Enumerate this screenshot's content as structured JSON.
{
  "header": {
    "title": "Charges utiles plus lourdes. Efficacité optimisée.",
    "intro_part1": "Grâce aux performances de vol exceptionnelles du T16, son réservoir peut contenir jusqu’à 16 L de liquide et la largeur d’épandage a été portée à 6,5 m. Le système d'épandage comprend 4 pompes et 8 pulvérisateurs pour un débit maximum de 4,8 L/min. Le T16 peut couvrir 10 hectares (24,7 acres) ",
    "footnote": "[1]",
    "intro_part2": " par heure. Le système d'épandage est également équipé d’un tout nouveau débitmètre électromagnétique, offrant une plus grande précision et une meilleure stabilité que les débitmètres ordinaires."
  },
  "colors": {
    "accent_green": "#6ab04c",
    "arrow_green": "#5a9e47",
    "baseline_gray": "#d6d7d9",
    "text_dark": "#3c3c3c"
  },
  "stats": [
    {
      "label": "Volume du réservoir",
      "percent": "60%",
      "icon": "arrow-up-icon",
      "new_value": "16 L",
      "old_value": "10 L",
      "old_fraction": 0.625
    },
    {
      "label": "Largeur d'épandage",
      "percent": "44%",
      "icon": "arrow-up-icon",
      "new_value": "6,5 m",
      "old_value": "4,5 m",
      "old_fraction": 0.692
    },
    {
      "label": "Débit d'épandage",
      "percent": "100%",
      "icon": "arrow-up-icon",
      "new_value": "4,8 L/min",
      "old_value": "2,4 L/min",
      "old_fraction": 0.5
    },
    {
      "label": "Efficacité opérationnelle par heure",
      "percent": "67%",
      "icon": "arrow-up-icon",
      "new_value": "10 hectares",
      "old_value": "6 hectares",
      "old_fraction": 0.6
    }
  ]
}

============================================================

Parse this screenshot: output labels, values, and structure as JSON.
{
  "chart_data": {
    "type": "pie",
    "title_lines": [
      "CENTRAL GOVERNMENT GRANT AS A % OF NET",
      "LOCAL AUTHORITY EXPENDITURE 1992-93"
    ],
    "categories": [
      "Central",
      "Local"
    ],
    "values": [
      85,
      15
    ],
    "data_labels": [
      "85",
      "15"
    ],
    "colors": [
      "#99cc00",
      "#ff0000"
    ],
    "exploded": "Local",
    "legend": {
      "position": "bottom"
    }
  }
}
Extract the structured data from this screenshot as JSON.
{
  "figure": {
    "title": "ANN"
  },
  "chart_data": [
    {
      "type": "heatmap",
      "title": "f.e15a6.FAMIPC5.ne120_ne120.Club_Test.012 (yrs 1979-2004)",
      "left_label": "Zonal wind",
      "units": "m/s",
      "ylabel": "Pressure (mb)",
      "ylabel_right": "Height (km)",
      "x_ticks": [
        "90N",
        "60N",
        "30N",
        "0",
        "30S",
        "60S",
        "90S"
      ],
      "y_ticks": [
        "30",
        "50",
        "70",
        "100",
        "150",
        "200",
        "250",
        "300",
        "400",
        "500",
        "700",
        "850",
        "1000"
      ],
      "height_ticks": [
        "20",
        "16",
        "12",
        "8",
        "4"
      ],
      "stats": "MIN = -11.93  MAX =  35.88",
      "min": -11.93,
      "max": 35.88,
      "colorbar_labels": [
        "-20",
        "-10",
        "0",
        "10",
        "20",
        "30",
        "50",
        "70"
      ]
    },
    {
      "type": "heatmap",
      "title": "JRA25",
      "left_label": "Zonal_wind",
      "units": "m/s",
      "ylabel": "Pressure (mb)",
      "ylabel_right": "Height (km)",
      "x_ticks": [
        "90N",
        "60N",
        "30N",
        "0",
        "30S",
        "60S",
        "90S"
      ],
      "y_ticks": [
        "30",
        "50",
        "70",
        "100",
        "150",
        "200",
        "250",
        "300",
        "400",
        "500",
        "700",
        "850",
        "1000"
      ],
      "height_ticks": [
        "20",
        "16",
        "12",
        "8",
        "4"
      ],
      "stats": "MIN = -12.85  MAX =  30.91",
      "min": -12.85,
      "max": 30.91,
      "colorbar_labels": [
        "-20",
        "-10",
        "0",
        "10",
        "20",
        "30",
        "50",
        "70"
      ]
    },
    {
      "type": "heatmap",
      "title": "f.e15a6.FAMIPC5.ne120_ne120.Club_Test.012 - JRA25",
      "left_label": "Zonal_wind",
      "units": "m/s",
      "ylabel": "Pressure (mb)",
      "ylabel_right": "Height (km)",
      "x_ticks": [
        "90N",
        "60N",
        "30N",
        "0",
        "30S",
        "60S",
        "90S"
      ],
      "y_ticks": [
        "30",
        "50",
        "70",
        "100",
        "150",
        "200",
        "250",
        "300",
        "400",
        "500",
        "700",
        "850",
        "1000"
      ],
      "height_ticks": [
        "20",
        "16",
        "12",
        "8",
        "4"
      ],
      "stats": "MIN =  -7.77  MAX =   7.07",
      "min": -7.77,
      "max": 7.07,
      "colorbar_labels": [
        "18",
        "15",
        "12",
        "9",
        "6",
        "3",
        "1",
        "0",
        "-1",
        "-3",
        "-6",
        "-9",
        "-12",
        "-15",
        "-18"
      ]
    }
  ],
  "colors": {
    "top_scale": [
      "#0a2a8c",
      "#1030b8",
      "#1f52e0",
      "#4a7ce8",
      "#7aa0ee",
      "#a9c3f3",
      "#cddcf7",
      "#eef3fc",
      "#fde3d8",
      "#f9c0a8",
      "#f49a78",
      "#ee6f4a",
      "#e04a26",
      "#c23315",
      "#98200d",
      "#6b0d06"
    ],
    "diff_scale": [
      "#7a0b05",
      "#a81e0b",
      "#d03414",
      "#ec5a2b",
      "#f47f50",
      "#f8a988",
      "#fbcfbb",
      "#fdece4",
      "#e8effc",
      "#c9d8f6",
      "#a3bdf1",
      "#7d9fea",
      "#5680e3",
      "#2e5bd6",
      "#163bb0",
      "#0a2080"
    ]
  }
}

============================================================

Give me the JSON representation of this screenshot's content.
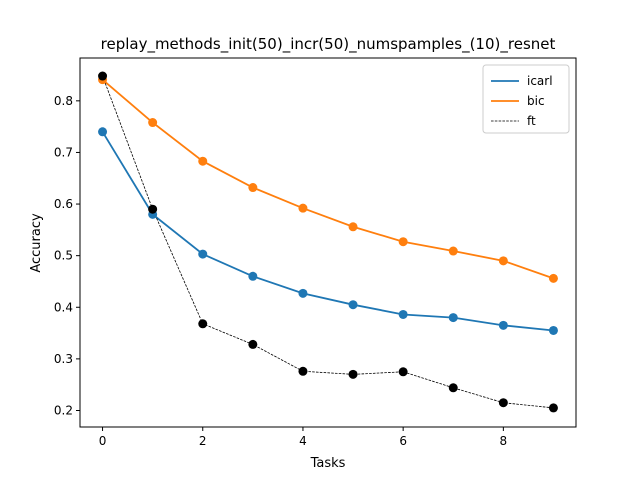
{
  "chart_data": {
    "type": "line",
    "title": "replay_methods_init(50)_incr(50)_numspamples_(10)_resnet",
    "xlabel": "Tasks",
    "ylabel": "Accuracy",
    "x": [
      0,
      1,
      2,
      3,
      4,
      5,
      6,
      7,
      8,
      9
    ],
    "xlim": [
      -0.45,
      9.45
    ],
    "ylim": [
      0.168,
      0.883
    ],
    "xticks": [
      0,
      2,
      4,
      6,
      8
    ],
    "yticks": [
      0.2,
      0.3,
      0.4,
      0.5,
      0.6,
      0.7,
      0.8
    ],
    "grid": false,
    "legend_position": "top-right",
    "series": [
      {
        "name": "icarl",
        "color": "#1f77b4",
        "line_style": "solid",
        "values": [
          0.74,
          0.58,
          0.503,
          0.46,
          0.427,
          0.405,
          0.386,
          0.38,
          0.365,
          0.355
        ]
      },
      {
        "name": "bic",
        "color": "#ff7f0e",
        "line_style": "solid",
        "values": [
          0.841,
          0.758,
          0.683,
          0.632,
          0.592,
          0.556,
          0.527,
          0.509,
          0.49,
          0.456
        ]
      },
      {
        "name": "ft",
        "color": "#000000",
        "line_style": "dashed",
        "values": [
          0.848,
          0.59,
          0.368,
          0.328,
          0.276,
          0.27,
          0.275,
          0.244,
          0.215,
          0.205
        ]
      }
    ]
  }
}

============================================================

Aim of the task: Which lines of the data above contain "screenshot"? Copy each one.

Reply to the exercise:
Enumerate this screenshot's content as structured JSON.
Parse this screenshot: output labels, values, and structure as JSON.
Extract the structured data from this screenshot as JSON.
Give me the JSON representation of this screenshot's content.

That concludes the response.